> [GOAL] Without the pictures, can you quote each line below exactly?

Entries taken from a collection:
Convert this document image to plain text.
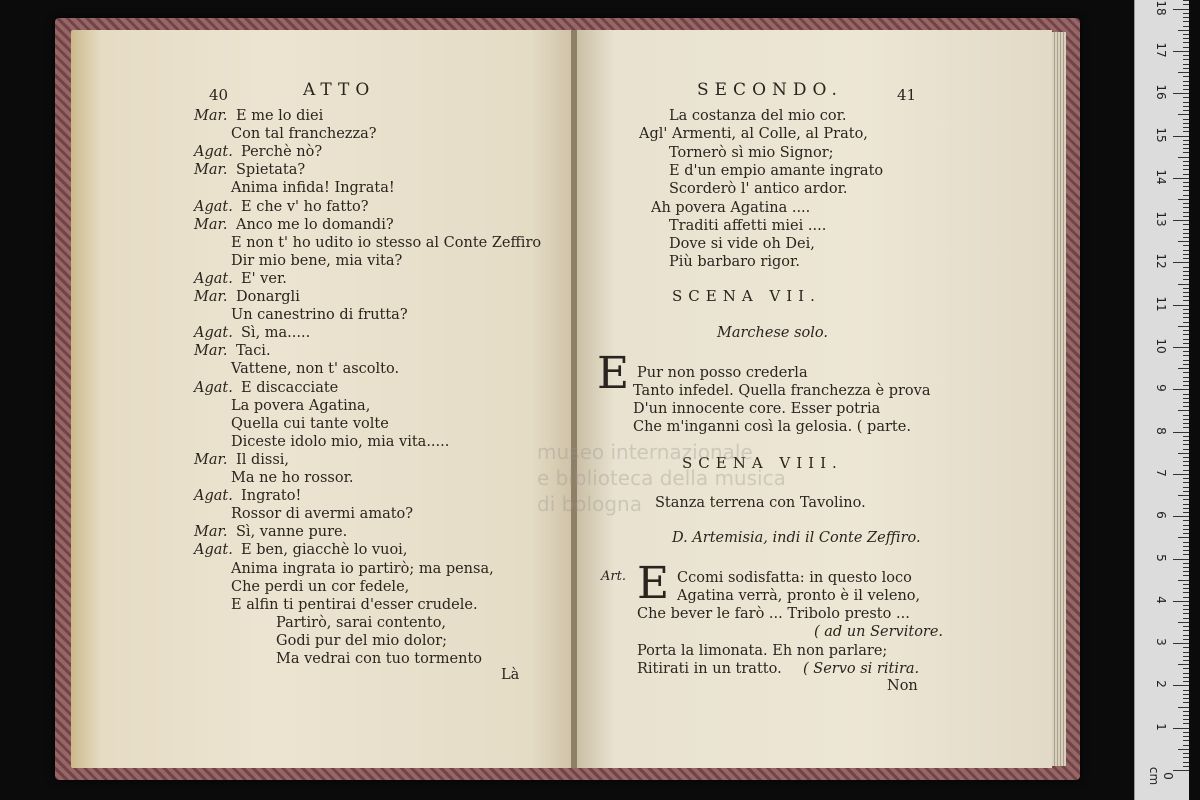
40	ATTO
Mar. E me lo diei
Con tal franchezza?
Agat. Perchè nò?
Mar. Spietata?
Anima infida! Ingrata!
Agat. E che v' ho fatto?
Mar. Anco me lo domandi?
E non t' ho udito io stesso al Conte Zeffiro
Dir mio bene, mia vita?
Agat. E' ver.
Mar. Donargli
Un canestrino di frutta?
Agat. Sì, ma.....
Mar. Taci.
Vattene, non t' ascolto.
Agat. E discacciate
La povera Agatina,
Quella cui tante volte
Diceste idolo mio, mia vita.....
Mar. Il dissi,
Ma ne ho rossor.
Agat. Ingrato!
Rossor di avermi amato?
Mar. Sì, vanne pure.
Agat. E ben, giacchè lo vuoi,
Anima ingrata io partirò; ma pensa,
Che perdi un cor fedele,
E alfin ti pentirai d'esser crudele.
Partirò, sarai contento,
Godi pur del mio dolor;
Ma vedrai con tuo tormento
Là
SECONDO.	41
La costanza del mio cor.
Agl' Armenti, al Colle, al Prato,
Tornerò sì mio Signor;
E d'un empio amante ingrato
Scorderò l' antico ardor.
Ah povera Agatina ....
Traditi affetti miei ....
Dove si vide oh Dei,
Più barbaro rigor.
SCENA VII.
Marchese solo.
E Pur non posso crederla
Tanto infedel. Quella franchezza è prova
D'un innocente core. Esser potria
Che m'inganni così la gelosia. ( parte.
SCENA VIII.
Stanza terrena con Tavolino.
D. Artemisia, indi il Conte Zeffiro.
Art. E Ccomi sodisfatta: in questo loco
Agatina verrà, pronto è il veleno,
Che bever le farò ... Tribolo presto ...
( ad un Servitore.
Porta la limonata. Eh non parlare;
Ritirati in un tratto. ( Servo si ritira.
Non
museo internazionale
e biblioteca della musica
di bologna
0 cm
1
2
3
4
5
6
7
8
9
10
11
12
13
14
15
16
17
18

> [SOLUTION BELOW]
Convert this document image to plain text.
40	ATTO
Mar. E me lo diei
Con tal franchezza?
Agat. Perchè nò?
Mar. Spietata?
Anima infida! Ingrata!
Agat. E che v' ho fatto?
Mar. Anco me lo domandi?
E non t' ho udito io stesso al Conte Zeffiro
Dir mio bene, mia vita?
Agat. E' ver.
Mar. Donargli
Un canestrino di frutta?
Agat. Sì, ma.....
Mar. Taci.
Vattene, non t' ascolto.
Agat. E discacciate
La povera Agatina,
Quella cui tante volte
Diceste idolo mio, mia vita.....
Mar. Il dissi,
Ma ne ho rossor.
Agat. Ingrato!
Rossor di avermi amato?
Mar. Sì, vanne pure.
Agat. E ben, giacchè lo vuoi,
Anima ingrata io partirò; ma pensa,
Che perdi un cor fedele,
E alfin ti pentirai d'esser crudele.
Partirò, sarai contento,
Godi pur del mio dolor;
Ma vedrai con tuo tormento
Là
SECONDO.	41
La costanza del mio cor.
Agl' Armenti, al Colle, al Prato,
Tornerò sì mio Signor;
E d'un empio amante ingrato
Scorderò l' antico ardor.
Ah povera Agatina ....
Traditi affetti miei ....
Dove si vide oh Dei,
Più barbaro rigor.
SCENA VII.
Marchese solo.
E Pur non posso crederla
Tanto infedel. Quella franchezza è prova
D'un innocente core. Esser potria
Che m'inganni così la gelosia. ( parte.
SCENA VIII.
Stanza terrena con Tavolino.
D. Artemisia, indi il Conte Zeffiro.
Art. E Ccomi sodisfatta: in questo loco
Agatina verrà, pronto è il veleno,
Che bever le farò ... Tribolo presto ...
( ad un Servitore.
Porta la limonata. Eh non parlare;
Ritirati in un tratto. ( Servo si ritira.
Non
museo internazionale
e biblioteca della musica
di bologna
0 cm
1
2
3
4
5
6
7
8
9
10
11
12
13
14
15
16
17
18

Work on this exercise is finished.